SPIDER_MODULES = ['bioon.spiders']
NEWSPIDER_MODULE = 'bioon.spiders'

#保存项目中启用的下载中间件及其顺序的字典。默认:: {}
DOWNLOADER_MIDDLEWARES = {
    'scrapy.contrib.downloadermiddleware.httpproxy.HttpProxyMiddleware': 110,
}

# Crawl responsibly by identifying yourself (and your website) on the user-agent
USER_AGENT = 'Mozilla/5.0 (Windows NT 6.1; WOW64; rv:30.0) Gecko/20100101 Firefox/30.0'

#保存项目中启用的pipeline及其顺序的字典。该字典默认为空，值(value)任意。 
#不过值(value)习惯设定在0-1000范围内。
ITEM_PIPELINES={
#'bioon.pipelines.BioonPipeline':500
}

#下载器下载网站页面时需要等待的时间。该选项可以用来限制爬取速度， 
#减轻服务器压力。同时也支持小数:
DOWNLOAD_DELAY = 0.25    # 250 ms of delay

#爬取网站最大允许的深度(depth)值。如果为0，则没有限制。
DEPTH_LIMIT=0

#是否启用DNS内存缓存(DNS in-memory cache)。默认: True
DNSCACHE_ENABLED=True

#logging输出的文件名。如果为None，则使用标准错误输出(standard error)。默认: None
LOG_FILE='scrapy.log'

#log的最低级别。可选的级别有: CRITICAL、 ERROR、WARNING、INFO、DEBUG。默认: 'DEBUG'
LOG_LEVEL='DEBUG'

#如果为 True ，进程所有的标准输出(及错误)将会被重定向到log中。
#例如， 执行 print 'hello' ，其将会在Scrapy log中显示。
#默认: False
LOG_STDOUT=False

#对单个网站进行并发请求的最大值。默认: 8
CONCURRENT_REQUESTS_PER_DOMAIN=8

#Default: True ,Whether to enable the cookies middleware. If disabled, no cookies will be sent to web servers.
COOKIES_ENABLED = True

#feed settings
FEED_URI = 'file:///C:/Users/stwan/Desktop/bioon/a.txt'
FEED_FORMAT = 'jsonlines'

LOG_ENCODING = None

##----------------------Mail settings------------------------
#Default: ’scrapy@localhost’,Sender email to use (From: header) for sending emails.
MAIL_FROM='*********@163.com'

#Default: ’localhost’, SMTP host to use for sending emails.
MAIL_HOST="smtp.163.com"

#Default: 25, SMTP port to use for sending emails.
MAIL_PORT="25"

#Default: None, User to use for SMTP authentication. If disabled no SMTP authentication will be performed.

- [记录信息]
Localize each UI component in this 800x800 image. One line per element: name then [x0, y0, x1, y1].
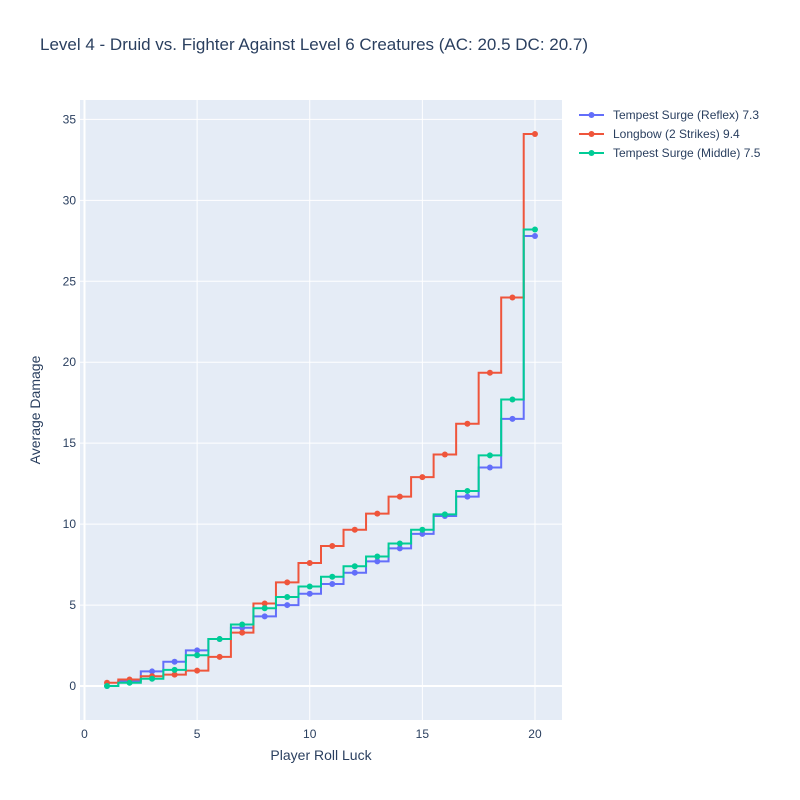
data-point[interactable] [531, 226, 538, 233]
data-point[interactable] [419, 526, 426, 533]
data-point[interactable] [306, 583, 313, 590]
series-line [107, 234, 535, 688]
legend-label: Tempest Surge (Middle) 7.5 [613, 146, 761, 160]
data-point[interactable] [329, 573, 336, 580]
data-point[interactable] [486, 464, 493, 471]
data-point[interactable] [351, 526, 358, 533]
data-point[interactable] [284, 593, 291, 600]
data-point[interactable] [239, 629, 246, 636]
data-point[interactable] [396, 493, 403, 500]
data-point[interactable] [396, 540, 403, 547]
data-point[interactable] [261, 600, 268, 607]
data-point[interactable] [171, 658, 178, 665]
data-point[interactable] [464, 493, 471, 500]
plot-background [80, 100, 562, 720]
x-tick-labels: 0 5 10 15 20 [81, 727, 542, 741]
series-line [107, 132, 535, 684]
chart-title: Level 4 - Druid vs. Fighter Against Leve… [40, 35, 588, 54]
y-tick-label: 20 [63, 355, 77, 369]
x-tick-label: 5 [194, 727, 201, 741]
legend-swatch-marker [588, 131, 595, 137]
legend-swatch-marker [588, 150, 595, 156]
data-point[interactable] [104, 683, 111, 690]
data-point[interactable] [306, 559, 313, 566]
data-point[interactable] [441, 451, 448, 458]
data-point[interactable] [531, 130, 538, 137]
data-point[interactable] [149, 675, 156, 682]
y-tick-label: 10 [63, 517, 77, 531]
legend-swatch-marker [588, 112, 595, 118]
data-point[interactable] [329, 581, 336, 588]
data-point[interactable] [216, 653, 223, 660]
x-tick-label: 10 [303, 727, 317, 741]
data-point[interactable] [329, 542, 336, 549]
data-point[interactable] [126, 679, 133, 686]
data-point[interactable] [239, 621, 246, 628]
data-point[interactable] [396, 545, 403, 552]
data-point[interactable] [261, 605, 268, 612]
data-point[interactable] [419, 474, 426, 481]
grid-lines [80, 100, 562, 720]
data-point[interactable] [284, 579, 291, 586]
y-tick-label: 25 [63, 274, 77, 288]
series-line [107, 228, 535, 688]
y-tick-labels: 0 5 10 15 20 25 30 35 [63, 112, 77, 693]
data-point[interactable] [441, 511, 448, 518]
legend-label: Longbow (2 Strikes) 9.4 [613, 127, 740, 141]
data-point[interactable] [374, 510, 381, 517]
data-point[interactable] [194, 667, 201, 674]
data-point[interactable] [464, 487, 471, 494]
y-tick-label: 30 [63, 193, 77, 207]
data-point[interactable] [284, 602, 291, 609]
data-point[interactable] [509, 415, 516, 422]
data-point[interactable] [351, 563, 358, 570]
data-point[interactable] [171, 671, 178, 678]
legend-item[interactable]: Tempest Surge (Middle) 7.5 [579, 146, 761, 160]
data-point[interactable] [171, 666, 178, 673]
x-tick-label: 20 [528, 727, 542, 741]
y-tick-label: 5 [69, 598, 76, 612]
data-point[interactable] [486, 369, 493, 376]
data-point[interactable] [486, 452, 493, 459]
data-point[interactable] [194, 652, 201, 659]
data-point[interactable] [509, 294, 516, 301]
y-tick-label: 15 [63, 436, 77, 450]
data-point[interactable] [306, 590, 313, 597]
x-axis-title: Player Roll Luck [270, 747, 372, 763]
x-tick-label: 0 [81, 727, 88, 741]
data-point[interactable] [351, 569, 358, 576]
data-point[interactable] [149, 668, 156, 675]
y-axis-title: Average Damage [27, 355, 43, 464]
data-point[interactable] [194, 647, 201, 654]
legend-item[interactable]: Longbow (2 Strikes) 9.4 [579, 127, 740, 141]
data-point[interactable] [261, 613, 268, 620]
y-tick-label: 35 [63, 112, 77, 126]
series-layer [104, 130, 538, 690]
legend[interactable]: Tempest Surge (Reflex) 7.3 Longbow (2 Str… [579, 108, 761, 160]
data-point[interactable] [374, 558, 381, 565]
x-tick-label: 15 [416, 727, 430, 741]
y-tick-label: 0 [69, 679, 76, 693]
data-point[interactable] [509, 396, 516, 403]
data-point[interactable] [216, 636, 223, 643]
legend-label: Tempest Surge (Reflex) 7.3 [613, 108, 759, 122]
data-point[interactable] [374, 553, 381, 560]
data-point[interactable] [464, 420, 471, 427]
legend-item[interactable]: Tempest Surge (Reflex) 7.3 [579, 108, 759, 122]
data-point[interactable] [531, 232, 538, 239]
series-3 [104, 226, 538, 690]
series-2 [104, 130, 538, 686]
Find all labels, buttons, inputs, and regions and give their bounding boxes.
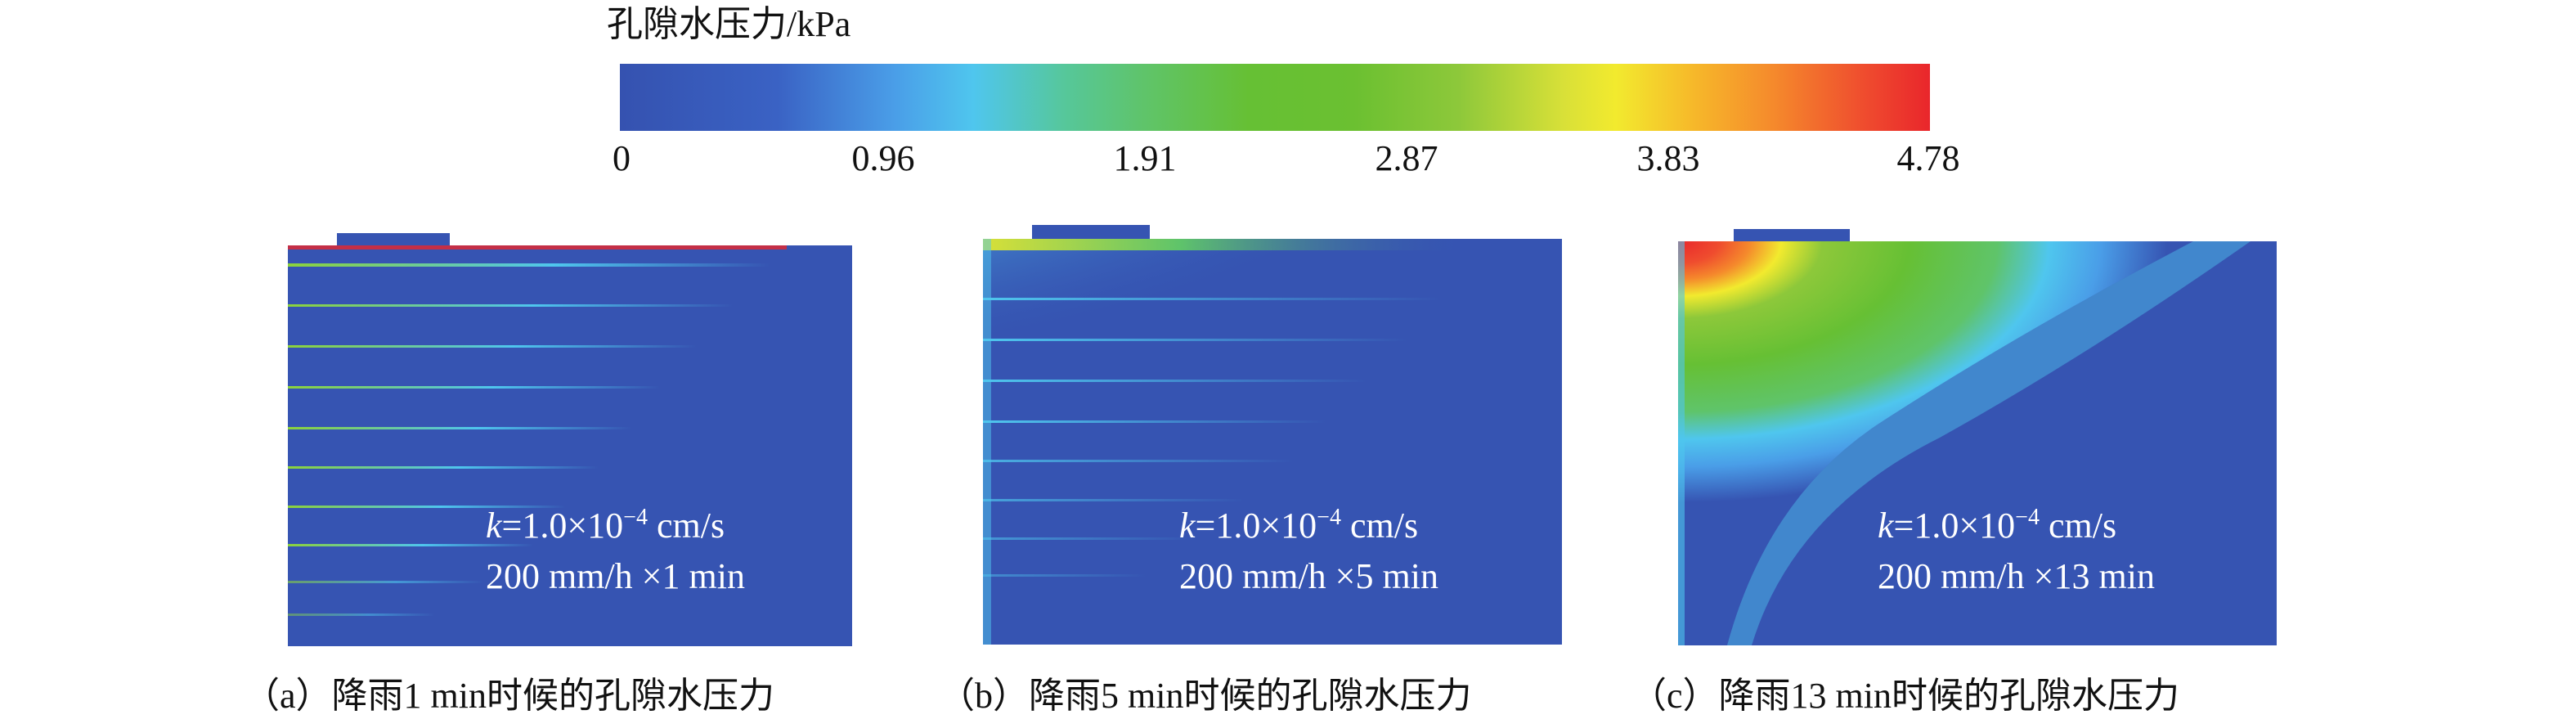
panel-b-caption: （b）降雨5 min时候的孔隙水压力	[939, 676, 1472, 716]
panel-a-pore-pressure-field	[288, 245, 852, 646]
panel-b-rain-label: 200 mm/h ×5 min	[1179, 556, 1438, 596]
panel-c-k-unit: cm/s	[2039, 506, 2117, 546]
panel-c-annotation: k=1.0×10−4 cm/s 200 mm/h ×13 min	[1878, 501, 2155, 602]
colorbar-tick-3: 2.87	[1375, 138, 1438, 178]
colorbar-tick-5: 4.78	[1896, 138, 1960, 178]
colorbar-tick-0: 0	[613, 138, 631, 178]
panel-a-k-value: =1.0×10	[501, 506, 624, 546]
colorbar-tick-1: 0.96	[851, 138, 915, 178]
panel-c-k-exponent: −4	[2015, 505, 2040, 530]
panel-c-rain-label: 200 mm/h ×13 min	[1878, 556, 2155, 596]
panel-b-k-exponent: −4	[1317, 505, 1341, 530]
panel-a-caption: （a）降雨1 min时候的孔隙水压力	[244, 676, 774, 716]
panel-a-contour-svg	[288, 245, 852, 646]
panel-a-k-symbol: k	[486, 506, 502, 546]
panel-c-pore-pressure-field	[1678, 241, 2277, 645]
colorbar-title: 孔隙水压力/kPa	[607, 4, 851, 44]
panel-c-contour-svg	[1678, 241, 2277, 645]
panel-b-contour-svg	[983, 239, 1562, 645]
panel-b-k-value: =1.0×10	[1195, 506, 1317, 546]
panel-b-pore-pressure-field	[983, 239, 1562, 645]
colorbar-tick-2: 1.91	[1113, 138, 1177, 178]
panel-a-k-unit: cm/s	[647, 506, 725, 546]
panel-a-annotation: k=1.0×10−4 cm/s 200 mm/h ×1 min	[486, 501, 745, 602]
colorbar-tick-4: 3.83	[1636, 138, 1700, 178]
panel-a-rain-label: 200 mm/h ×1 min	[486, 556, 745, 596]
panel-b-k-symbol: k	[1179, 506, 1196, 546]
panel-a-k-exponent: −4	[623, 505, 648, 530]
panel-c-k-value: =1.0×10	[1893, 506, 2016, 546]
panel-c-caption: （c）降雨13 min时候的孔隙水压力	[1631, 676, 2179, 716]
panel-b-annotation: k=1.0×10−4 cm/s 200 mm/h ×5 min	[1179, 501, 1438, 602]
colorbar	[620, 64, 1930, 131]
panel-c-k-symbol: k	[1878, 506, 1894, 546]
panel-b-k-unit: cm/s	[1340, 506, 1419, 546]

- [待办任务]
[1] 请从列表中含有“676, 1472, 716]”的那一行开始，逐字抄录到含有“506, 502, 546]”的那一行为止，首尾两行都要包括。
[2] 从这份 Scrapy 配置文本的最后一行之后接着往下续写。
上面的 Scrapy 配置文本与列表出自不同来源。

- [逐项答案]
[1]
panel-b-caption: （b）降雨5 min时候的孔隙水压力	[939, 676, 1472, 716]
panel-a-pore-pressure-field	[288, 245, 852, 646]
panel-b-rain-label: 200 mm/h ×5 min	[1179, 556, 1438, 596]
panel-c-k-unit: cm/s	[2039, 506, 2117, 546]
panel-c-annotation: k=1.0×10−4 cm/s 200 mm/h ×13 min	[1878, 501, 2155, 602]
colorbar-tick-3: 2.87	[1375, 138, 1438, 178]
colorbar-tick-5: 4.78	[1896, 138, 1960, 178]
colorbar-tick-0: 0	[613, 138, 631, 178]
panel-a-k-value: =1.0×10	[501, 506, 624, 546]
colorbar-tick-1: 0.96	[851, 138, 915, 178]
panel-c-k-exponent: −4	[2015, 505, 2040, 530]
panel-c-rain-label: 200 mm/h ×13 min	[1878, 556, 2155, 596]
panel-b-k-exponent: −4	[1317, 505, 1341, 530]
panel-a-caption: （a）降雨1 min时候的孔隙水压力	[244, 676, 774, 716]
panel-a-contour-svg	[288, 245, 852, 646]
panel-a-k-symbol: k	[486, 506, 502, 546]

[2]
MAIL_USER="*********@163.com"

#Default: None, Password to use for SMTP authentication, along with MAIL_USER.
MAIL_PASS="xxxxxxxxxxxxx"

#Enforce using STARTTLS. STARTTLS is a way to take an existing insecure connection, 
#and upgrade it to a secure connection using SSL/TLS.
MAIL_TLS=False

#Default: False, Enforce connecting using an SSL encrypted connection
MAIL_SSL=False

pipelines 文件：

# -*- coding: utf-8 -*-

# Define your item pipelines here
#
# Don't forget to add your pipeline to the ITEM_PIPELINES setting
# See: http://doc.scrapy.org/en/latest/topics/item-pipeline.html

from bioon.handledb import adb_insert_data,exec_sql
from bioon.settings import DBAPI,DBKWARGS

class BioonPipeline(object):
    def process_item(self, item, spider):
        print "Now in pipeline:"
        print item['name']
        print item['value']
        print "End of pipeline."
        #store data
        #adb_insert_data(item,"tablename",DBAPI,**DBKWARGS)
        return item

middlewares 文件：

# Importing base64 library because we'll need it ONLY in case if the proxy we are going to use requires authentication
#-*- coding:utf-8-*-
import base64
from proxy import GetIp,counter
from scrapy import log
ips=GetIp().get_ips()

class ProxyMiddleware(object):
    http_n=0     #counter for http requests
    https_n=0    #counter for https requests  
    # overwrite process request
    def process_request(self, request, spider):
        # Set the location of the proxy
        if request.url.startswith("http://"):
            n=ProxyMiddleware.http_n
            n=n if n<len(ips['http']) else 0 
            request.meta['proxy']= "http://%s:%d"%(ips['http'][n][0],int(ips['http'][n][1]))
            log.msg('Squence - http: %s - %s'%(n,str(ips['http'][n])))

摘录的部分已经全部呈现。